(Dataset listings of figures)

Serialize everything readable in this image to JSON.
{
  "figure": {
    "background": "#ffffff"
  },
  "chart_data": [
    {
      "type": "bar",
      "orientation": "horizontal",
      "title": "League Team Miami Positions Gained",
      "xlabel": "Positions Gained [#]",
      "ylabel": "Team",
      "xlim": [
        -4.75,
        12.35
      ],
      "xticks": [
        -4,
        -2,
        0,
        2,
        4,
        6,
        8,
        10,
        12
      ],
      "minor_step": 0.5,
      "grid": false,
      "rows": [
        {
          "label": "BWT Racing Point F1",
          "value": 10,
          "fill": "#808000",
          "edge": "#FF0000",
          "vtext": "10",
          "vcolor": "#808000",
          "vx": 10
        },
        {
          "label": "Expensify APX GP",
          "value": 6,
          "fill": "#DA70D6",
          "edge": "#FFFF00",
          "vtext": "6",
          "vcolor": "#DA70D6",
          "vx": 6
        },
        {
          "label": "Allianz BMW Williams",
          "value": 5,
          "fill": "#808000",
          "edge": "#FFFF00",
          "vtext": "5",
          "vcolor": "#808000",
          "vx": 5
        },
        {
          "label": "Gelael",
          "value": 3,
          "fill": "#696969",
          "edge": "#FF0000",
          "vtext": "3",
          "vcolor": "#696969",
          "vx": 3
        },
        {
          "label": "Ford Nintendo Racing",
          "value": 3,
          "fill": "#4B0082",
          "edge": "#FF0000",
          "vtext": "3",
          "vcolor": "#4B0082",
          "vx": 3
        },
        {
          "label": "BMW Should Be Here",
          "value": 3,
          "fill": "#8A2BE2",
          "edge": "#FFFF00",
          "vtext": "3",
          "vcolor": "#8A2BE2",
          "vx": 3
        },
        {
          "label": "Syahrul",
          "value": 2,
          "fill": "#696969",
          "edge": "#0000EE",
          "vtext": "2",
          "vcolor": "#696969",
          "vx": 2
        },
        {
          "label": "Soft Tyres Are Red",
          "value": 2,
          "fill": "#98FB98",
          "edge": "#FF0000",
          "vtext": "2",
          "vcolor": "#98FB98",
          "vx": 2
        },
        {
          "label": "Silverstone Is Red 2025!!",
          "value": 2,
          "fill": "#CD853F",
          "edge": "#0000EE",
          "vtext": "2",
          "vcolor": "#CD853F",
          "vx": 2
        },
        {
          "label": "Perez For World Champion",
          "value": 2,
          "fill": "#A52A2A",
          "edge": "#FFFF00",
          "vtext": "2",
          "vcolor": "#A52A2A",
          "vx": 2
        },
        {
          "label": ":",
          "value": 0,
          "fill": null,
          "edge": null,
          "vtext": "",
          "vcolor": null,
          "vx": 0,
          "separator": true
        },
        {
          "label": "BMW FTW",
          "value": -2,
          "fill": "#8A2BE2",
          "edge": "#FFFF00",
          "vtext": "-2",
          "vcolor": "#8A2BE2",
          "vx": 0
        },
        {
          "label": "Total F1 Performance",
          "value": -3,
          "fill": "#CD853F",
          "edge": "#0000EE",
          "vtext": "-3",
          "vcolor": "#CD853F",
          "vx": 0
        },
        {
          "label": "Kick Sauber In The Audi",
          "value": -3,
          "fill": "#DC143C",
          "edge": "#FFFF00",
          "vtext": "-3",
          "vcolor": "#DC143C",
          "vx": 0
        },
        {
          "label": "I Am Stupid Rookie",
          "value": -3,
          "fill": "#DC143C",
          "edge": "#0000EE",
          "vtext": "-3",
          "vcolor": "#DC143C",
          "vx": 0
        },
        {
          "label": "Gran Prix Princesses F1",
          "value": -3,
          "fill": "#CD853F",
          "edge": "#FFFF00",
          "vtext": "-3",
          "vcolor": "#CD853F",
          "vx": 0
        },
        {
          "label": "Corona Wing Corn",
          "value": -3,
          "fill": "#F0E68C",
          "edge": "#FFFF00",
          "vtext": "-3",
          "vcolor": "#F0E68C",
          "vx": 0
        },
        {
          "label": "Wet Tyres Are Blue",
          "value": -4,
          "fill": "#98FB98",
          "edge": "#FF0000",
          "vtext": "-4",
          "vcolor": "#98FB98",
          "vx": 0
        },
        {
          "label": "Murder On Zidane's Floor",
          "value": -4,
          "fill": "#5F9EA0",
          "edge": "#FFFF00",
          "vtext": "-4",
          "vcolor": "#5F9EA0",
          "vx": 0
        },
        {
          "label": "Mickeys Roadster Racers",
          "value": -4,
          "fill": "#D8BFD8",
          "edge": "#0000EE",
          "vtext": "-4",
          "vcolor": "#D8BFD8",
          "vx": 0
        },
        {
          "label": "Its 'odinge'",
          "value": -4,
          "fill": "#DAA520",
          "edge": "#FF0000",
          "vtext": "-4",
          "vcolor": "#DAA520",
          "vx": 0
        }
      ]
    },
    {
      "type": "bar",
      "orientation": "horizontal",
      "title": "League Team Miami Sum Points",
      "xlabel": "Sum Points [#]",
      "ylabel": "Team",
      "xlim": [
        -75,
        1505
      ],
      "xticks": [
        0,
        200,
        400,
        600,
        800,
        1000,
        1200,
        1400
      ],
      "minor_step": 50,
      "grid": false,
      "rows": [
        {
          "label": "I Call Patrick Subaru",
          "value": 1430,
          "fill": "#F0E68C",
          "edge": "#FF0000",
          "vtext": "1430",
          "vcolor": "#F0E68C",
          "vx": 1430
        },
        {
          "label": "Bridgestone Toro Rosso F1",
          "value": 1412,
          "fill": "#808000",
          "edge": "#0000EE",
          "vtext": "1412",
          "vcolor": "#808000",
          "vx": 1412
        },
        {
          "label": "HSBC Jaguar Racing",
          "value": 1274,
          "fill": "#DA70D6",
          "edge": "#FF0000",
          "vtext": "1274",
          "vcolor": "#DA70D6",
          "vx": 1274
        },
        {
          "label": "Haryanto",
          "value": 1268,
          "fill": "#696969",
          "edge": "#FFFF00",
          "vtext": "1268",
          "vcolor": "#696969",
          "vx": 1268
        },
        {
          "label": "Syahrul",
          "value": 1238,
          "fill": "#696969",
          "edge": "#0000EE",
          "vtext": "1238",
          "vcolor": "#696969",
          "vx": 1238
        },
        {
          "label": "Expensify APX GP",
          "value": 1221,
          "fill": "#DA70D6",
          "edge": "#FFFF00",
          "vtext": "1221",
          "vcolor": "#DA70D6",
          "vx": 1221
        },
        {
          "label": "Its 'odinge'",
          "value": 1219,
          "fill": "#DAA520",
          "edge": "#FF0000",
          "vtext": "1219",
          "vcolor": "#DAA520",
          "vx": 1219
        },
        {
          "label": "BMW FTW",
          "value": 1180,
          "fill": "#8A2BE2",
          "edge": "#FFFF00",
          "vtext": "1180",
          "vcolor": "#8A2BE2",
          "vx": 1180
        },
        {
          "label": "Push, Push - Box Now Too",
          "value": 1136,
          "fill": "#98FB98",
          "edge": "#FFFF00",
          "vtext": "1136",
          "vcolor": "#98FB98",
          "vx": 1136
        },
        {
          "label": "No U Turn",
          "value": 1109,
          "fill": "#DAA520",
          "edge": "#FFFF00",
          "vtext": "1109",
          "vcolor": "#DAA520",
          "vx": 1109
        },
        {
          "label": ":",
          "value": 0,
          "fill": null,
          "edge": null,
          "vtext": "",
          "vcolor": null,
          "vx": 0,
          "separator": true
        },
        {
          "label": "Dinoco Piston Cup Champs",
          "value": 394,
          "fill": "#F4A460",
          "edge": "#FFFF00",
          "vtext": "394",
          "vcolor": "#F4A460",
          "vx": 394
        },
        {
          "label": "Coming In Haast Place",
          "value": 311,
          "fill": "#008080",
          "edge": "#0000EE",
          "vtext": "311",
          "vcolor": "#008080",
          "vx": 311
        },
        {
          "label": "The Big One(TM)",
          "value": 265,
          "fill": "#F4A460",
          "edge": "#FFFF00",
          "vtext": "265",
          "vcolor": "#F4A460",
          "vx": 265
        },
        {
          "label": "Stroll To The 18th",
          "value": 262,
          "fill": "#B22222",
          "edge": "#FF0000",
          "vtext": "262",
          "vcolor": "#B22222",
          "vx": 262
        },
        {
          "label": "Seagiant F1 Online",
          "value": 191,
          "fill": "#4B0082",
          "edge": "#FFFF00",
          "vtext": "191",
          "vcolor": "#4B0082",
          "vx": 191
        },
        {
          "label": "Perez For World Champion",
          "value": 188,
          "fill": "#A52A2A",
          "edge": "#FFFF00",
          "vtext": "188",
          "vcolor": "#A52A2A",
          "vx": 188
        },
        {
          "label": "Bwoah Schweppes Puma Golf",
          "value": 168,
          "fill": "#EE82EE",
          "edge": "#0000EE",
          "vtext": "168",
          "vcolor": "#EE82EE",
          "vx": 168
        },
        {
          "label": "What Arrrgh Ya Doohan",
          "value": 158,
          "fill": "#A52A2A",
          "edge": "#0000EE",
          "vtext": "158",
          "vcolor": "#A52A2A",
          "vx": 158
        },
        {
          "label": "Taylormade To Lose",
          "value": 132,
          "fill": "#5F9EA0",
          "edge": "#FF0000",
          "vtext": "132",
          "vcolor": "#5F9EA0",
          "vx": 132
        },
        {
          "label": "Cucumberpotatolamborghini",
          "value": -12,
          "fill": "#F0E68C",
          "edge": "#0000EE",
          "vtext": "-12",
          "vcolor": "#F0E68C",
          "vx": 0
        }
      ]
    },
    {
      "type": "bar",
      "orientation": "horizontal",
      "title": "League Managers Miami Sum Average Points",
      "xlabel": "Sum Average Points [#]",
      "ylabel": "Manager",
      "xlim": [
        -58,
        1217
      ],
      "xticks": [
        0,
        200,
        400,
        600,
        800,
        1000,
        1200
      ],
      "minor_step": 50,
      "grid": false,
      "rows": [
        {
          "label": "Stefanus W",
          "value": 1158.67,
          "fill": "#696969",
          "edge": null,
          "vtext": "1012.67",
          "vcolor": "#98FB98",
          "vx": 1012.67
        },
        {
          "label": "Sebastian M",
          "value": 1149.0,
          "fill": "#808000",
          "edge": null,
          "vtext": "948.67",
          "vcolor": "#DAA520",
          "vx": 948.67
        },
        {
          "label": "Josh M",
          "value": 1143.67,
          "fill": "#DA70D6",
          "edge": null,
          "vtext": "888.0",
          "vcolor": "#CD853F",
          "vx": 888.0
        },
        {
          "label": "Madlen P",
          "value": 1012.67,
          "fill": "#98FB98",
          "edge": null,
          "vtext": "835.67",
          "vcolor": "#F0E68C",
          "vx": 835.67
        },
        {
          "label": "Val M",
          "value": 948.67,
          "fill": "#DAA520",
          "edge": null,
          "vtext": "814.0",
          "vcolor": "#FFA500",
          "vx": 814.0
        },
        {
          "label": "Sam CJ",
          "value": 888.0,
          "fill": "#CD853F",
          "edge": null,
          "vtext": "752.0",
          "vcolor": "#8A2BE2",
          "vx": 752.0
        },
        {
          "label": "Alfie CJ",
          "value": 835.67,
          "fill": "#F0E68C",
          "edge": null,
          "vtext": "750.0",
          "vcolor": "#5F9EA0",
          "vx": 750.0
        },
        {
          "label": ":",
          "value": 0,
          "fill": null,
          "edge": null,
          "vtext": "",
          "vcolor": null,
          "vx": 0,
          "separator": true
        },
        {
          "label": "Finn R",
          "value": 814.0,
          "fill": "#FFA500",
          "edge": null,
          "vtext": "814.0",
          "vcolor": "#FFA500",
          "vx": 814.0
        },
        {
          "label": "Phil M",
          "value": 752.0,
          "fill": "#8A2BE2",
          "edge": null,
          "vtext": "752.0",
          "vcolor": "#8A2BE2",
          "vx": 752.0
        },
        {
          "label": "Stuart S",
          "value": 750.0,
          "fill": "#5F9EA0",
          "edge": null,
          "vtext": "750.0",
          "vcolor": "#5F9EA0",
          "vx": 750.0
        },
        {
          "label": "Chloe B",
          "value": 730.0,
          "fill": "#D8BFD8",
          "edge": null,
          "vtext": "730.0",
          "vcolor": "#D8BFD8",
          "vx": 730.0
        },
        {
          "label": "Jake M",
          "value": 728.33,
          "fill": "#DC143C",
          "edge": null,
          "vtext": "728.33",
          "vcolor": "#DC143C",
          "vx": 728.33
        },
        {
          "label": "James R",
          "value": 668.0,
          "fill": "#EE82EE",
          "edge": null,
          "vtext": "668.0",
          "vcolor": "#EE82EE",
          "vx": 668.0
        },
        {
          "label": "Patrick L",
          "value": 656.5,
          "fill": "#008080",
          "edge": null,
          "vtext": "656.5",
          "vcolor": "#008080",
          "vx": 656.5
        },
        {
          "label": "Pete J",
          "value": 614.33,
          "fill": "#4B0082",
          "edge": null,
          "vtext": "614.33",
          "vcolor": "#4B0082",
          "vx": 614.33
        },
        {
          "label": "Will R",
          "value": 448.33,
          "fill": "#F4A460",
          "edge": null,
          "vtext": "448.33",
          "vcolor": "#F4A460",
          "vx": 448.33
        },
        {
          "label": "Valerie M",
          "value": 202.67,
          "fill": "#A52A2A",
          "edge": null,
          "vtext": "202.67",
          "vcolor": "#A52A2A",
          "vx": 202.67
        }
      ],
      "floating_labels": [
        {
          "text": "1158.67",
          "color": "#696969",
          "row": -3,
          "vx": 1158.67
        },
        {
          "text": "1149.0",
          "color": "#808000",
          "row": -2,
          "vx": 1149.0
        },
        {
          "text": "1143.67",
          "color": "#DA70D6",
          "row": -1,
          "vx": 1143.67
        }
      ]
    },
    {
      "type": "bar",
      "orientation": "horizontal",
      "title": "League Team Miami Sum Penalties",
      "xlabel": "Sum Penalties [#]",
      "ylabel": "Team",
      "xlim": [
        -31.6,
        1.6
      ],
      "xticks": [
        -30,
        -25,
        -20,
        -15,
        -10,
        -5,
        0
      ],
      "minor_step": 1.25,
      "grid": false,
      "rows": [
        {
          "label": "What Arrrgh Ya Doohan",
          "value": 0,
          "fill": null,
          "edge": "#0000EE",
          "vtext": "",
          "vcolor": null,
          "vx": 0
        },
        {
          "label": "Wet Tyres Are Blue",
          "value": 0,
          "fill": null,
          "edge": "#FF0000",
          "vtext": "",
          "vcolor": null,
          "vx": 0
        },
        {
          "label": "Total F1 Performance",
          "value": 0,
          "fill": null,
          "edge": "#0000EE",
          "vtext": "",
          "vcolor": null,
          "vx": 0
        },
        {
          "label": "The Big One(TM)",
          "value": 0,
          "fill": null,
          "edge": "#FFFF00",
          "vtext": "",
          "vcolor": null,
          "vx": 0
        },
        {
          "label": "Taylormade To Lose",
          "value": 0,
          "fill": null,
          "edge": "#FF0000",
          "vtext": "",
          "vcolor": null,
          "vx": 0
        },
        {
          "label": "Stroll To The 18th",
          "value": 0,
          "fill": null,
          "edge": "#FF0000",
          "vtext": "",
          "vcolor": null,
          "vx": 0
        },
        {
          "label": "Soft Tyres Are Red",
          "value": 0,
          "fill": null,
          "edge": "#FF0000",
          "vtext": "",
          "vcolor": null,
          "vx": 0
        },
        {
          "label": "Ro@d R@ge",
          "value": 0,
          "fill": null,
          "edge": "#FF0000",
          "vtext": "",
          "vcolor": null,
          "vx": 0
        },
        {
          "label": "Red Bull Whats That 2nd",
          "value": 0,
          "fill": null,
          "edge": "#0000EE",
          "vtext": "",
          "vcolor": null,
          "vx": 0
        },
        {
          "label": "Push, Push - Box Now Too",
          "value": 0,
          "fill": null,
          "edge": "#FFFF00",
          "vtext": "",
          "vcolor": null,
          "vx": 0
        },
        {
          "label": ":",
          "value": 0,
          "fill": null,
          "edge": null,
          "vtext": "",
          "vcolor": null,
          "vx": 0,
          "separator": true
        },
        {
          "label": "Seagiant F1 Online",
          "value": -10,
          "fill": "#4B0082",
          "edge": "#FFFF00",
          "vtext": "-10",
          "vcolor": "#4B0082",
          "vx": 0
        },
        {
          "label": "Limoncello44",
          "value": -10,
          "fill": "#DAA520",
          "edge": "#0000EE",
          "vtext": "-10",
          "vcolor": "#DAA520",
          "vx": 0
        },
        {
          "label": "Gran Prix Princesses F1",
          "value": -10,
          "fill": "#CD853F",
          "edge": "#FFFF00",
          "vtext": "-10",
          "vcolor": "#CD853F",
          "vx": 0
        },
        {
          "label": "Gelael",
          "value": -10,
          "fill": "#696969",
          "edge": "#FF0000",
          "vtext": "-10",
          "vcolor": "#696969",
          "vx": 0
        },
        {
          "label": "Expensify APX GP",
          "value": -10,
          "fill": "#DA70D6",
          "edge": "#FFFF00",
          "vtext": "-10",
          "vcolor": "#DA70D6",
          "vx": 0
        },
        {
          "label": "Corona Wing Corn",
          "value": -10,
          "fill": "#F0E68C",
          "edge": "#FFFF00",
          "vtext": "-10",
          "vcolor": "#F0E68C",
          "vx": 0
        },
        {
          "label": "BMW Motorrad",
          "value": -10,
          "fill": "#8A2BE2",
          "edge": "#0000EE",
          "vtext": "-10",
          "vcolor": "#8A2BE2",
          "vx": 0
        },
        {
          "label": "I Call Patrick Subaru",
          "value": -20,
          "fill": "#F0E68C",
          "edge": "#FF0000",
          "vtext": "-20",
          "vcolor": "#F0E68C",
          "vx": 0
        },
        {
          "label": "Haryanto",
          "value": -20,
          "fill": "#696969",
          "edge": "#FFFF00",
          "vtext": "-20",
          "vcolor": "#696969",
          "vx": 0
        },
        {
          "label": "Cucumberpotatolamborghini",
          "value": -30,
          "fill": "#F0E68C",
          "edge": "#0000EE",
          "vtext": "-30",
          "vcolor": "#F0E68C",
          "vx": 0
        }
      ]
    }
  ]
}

**Given task:**
Copy each line from the records above that includes the string "Penalties".

**Response for this exercise:**
      "title": "League Team Miami Sum Penalties",
      "xlabel": "Sum Penalties [#]",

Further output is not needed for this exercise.